start RECORDS PROVIDED

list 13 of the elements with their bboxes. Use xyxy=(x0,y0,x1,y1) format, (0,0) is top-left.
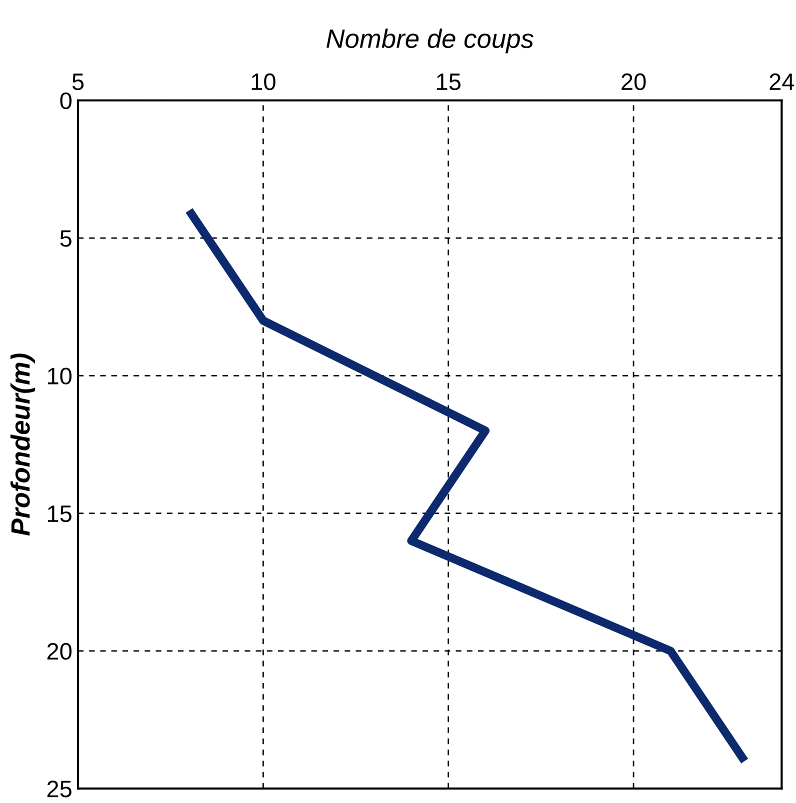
y-tick-label: 10 xyxy=(48,368,72,384)
y-axis-title: Profondeur(m) xyxy=(10,354,36,536)
y-tick-label: 25 xyxy=(47,780,72,798)
x-tick-label: 10 xyxy=(252,73,276,90)
x-tick-label: 15 xyxy=(437,74,460,90)
x-axis-title: Nombre de coups xyxy=(326,28,534,54)
x-tick-label: 24 xyxy=(770,73,794,90)
x-tick-label: 5 xyxy=(72,74,84,90)
y-tick-label: 5 xyxy=(60,230,72,247)
y-tick-label: 15 xyxy=(48,506,72,522)
y-tick-label: 20 xyxy=(47,642,72,660)
y-tick-label: 0 xyxy=(60,92,72,110)
x-tick-label: 20 xyxy=(622,73,646,90)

end RECORDS PROVIDED

## AIM
Write out the records above word for word, leaving out the picture.

## ANSWER IN FULL
list 13 of the elements with their bboxes. Use xyxy=(x0,y0,x1,y1) format, (0,0) is top-left.
y-tick-label: 10 xyxy=(48,368,72,384)
y-axis-title: Profondeur(m) xyxy=(10,354,36,536)
y-tick-label: 25 xyxy=(47,780,72,798)
x-tick-label: 10 xyxy=(252,73,276,90)
x-tick-label: 15 xyxy=(437,74,460,90)
x-axis-title: Nombre de coups xyxy=(326,28,534,54)
x-tick-label: 24 xyxy=(770,73,794,90)
x-tick-label: 5 xyxy=(72,74,84,90)
y-tick-label: 5 xyxy=(60,230,72,247)
y-tick-label: 15 xyxy=(48,506,72,522)
y-tick-label: 20 xyxy=(47,642,72,660)
y-tick-label: 0 xyxy=(60,92,72,110)
x-tick-label: 20 xyxy=(622,73,646,90)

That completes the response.